[start Data for this exercise]
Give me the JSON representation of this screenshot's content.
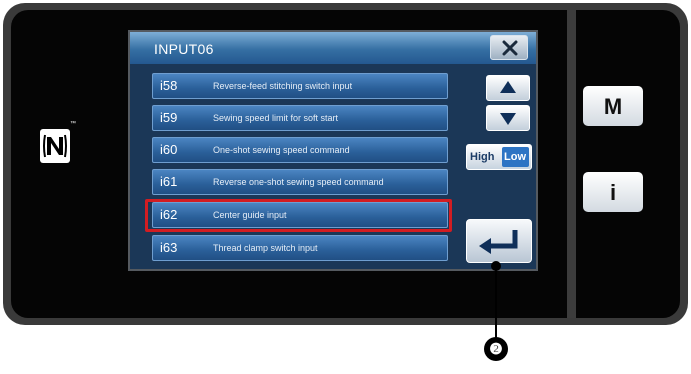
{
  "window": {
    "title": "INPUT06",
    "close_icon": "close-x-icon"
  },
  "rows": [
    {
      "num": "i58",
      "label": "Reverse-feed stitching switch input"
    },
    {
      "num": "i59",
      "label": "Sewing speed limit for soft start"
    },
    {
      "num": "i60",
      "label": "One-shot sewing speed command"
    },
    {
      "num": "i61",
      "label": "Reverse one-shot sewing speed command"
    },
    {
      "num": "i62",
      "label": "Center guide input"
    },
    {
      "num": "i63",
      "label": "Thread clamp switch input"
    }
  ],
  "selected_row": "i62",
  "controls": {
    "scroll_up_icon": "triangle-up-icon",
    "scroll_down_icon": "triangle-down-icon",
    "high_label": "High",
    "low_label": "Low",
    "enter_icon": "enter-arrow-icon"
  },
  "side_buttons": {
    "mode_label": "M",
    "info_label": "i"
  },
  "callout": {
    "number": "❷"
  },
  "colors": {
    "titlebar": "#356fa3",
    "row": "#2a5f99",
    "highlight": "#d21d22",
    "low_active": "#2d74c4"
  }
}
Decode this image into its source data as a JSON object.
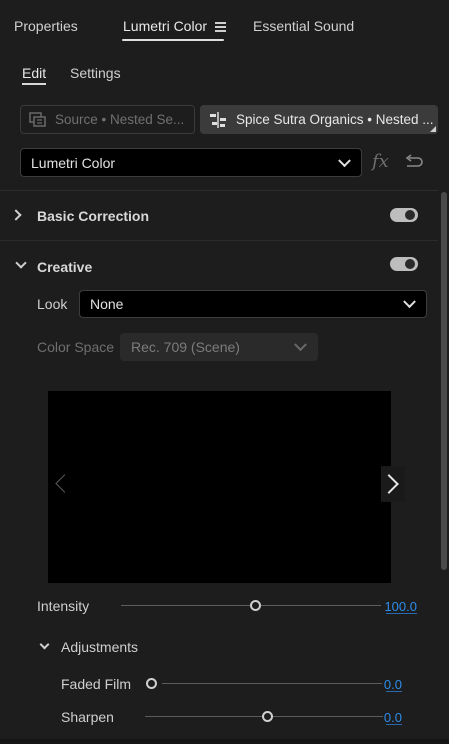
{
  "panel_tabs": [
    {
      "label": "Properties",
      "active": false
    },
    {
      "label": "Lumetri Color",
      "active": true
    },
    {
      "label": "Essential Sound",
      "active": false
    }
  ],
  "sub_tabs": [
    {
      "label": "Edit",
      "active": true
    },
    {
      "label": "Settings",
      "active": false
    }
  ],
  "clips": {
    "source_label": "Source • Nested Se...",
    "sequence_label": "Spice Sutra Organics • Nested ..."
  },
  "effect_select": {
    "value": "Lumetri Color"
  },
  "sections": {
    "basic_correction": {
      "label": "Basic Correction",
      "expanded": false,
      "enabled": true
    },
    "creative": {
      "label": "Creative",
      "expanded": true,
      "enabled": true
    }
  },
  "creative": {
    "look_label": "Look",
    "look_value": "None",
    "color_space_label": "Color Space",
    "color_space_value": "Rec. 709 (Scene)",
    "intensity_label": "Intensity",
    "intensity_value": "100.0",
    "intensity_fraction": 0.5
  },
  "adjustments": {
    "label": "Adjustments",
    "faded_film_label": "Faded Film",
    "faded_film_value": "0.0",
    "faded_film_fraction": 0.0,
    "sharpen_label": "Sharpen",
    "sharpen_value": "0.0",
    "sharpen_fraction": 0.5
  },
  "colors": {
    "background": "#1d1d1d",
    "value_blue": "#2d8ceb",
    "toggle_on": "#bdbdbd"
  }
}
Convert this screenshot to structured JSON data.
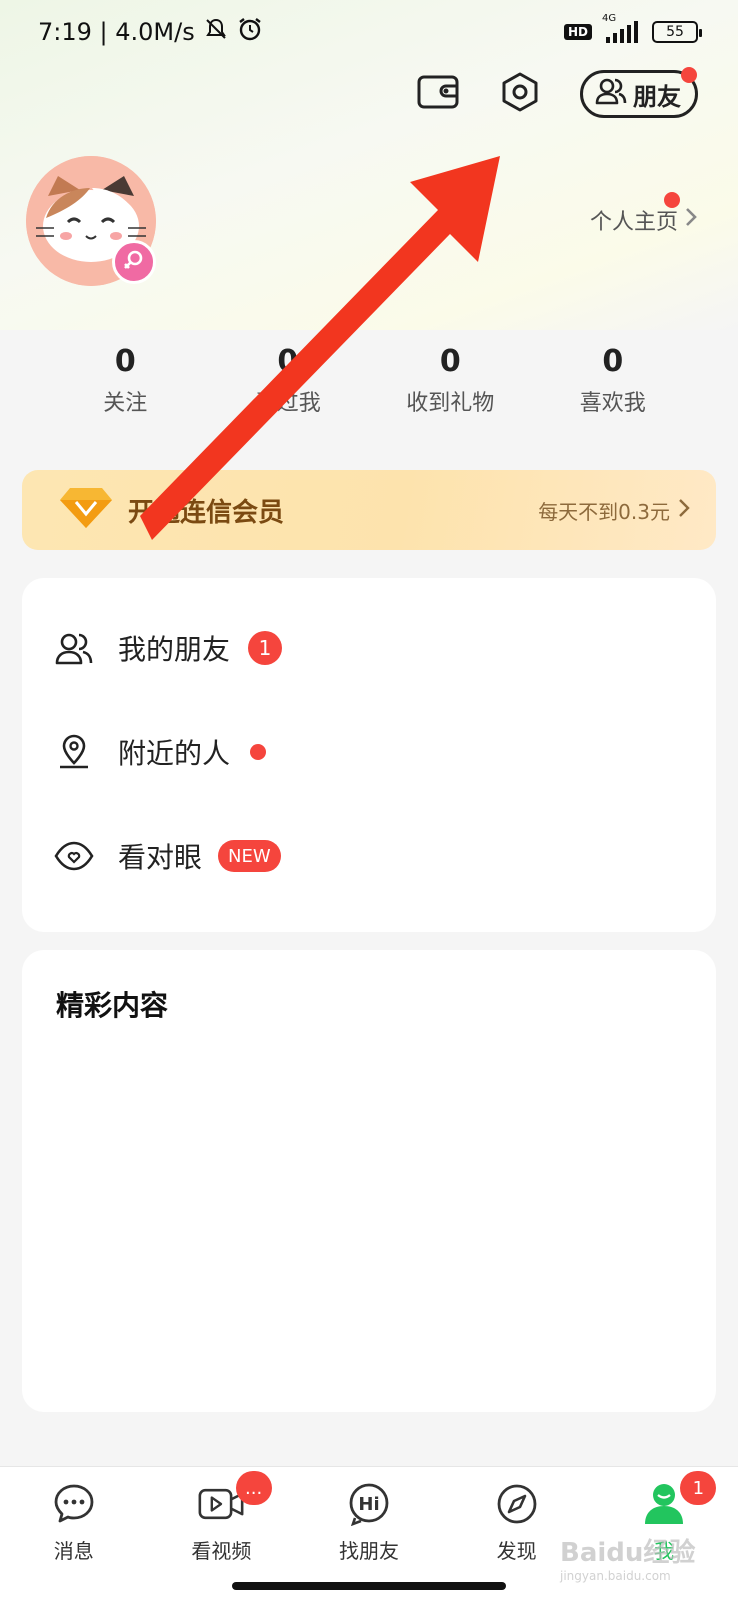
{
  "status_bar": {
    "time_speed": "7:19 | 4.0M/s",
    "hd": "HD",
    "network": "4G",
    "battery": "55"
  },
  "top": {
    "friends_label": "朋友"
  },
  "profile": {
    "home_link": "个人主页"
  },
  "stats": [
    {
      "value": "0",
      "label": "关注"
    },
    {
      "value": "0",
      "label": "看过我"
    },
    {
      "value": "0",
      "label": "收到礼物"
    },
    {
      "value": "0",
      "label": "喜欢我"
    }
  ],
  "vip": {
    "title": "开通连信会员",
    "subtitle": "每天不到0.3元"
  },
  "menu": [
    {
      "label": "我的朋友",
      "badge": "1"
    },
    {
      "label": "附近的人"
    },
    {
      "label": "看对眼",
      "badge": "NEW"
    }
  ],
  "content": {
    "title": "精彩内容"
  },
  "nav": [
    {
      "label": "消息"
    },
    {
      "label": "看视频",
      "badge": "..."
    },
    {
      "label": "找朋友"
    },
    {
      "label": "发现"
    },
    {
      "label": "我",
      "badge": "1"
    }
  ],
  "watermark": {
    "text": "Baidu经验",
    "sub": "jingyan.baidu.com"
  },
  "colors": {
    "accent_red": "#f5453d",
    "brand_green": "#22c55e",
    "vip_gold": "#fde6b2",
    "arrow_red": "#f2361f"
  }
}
[end Data for this exercise]
[start Data for this exercise]
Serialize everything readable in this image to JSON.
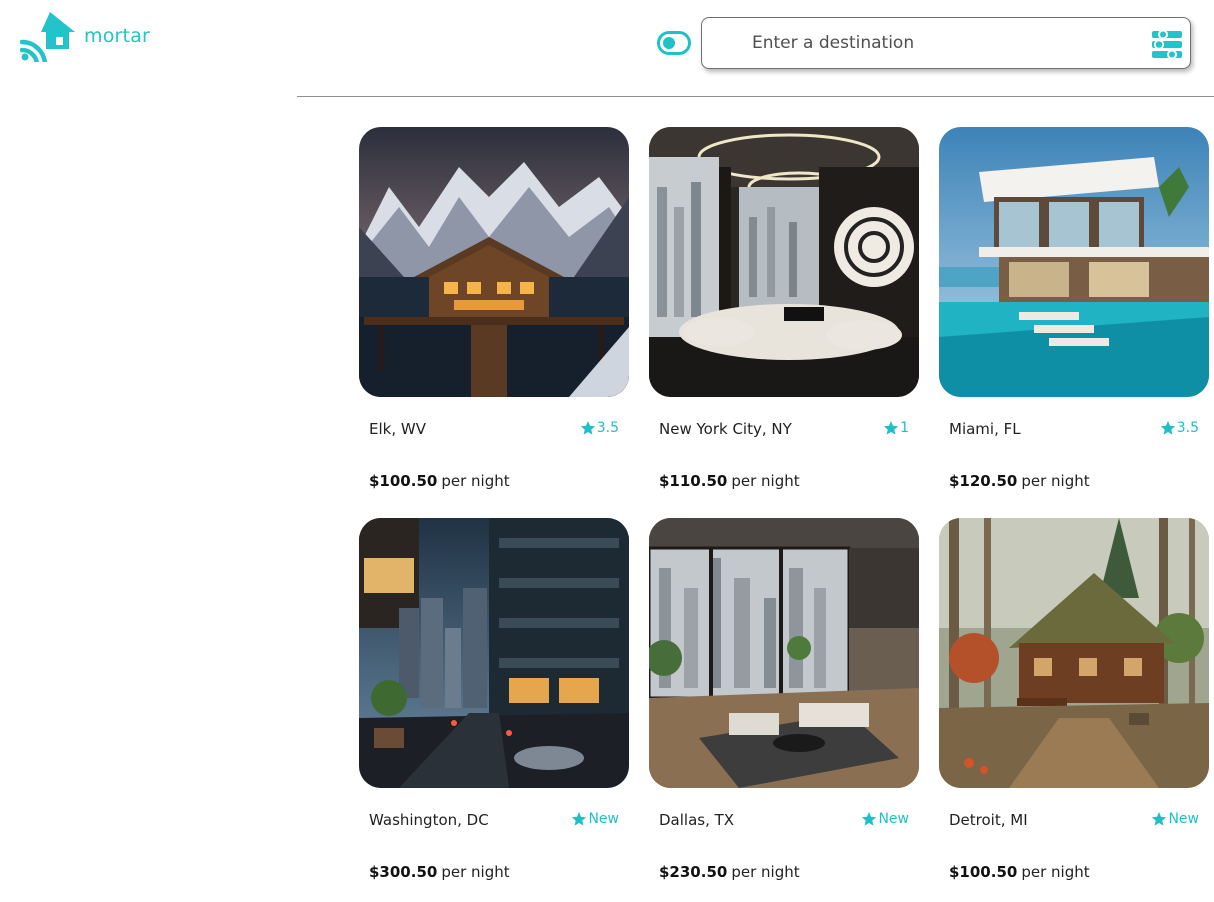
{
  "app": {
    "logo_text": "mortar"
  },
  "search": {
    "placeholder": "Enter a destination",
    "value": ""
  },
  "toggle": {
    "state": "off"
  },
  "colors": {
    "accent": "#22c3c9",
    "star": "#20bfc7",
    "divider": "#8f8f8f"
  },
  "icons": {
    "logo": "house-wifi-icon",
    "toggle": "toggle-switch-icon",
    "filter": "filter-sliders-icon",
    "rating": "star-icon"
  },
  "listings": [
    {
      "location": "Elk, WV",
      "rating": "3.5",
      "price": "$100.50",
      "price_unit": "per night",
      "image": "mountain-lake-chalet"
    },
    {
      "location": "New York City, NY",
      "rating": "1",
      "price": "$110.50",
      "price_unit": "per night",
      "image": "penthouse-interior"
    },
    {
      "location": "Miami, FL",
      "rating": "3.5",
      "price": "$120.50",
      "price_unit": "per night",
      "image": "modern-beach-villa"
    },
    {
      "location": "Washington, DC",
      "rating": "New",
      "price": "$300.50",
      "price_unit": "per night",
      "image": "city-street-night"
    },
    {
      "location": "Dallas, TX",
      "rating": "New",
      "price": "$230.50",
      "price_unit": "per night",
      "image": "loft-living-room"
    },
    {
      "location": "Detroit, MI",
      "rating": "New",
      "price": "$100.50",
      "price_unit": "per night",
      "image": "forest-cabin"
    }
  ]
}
[end Data for this exercise]
▶ [Written problem]: Select every line of the records holding the string "Lumetri".

▶ [Solution to the problem]:
      "label": "Lumetri Color",
    "value": "Lumetri Color"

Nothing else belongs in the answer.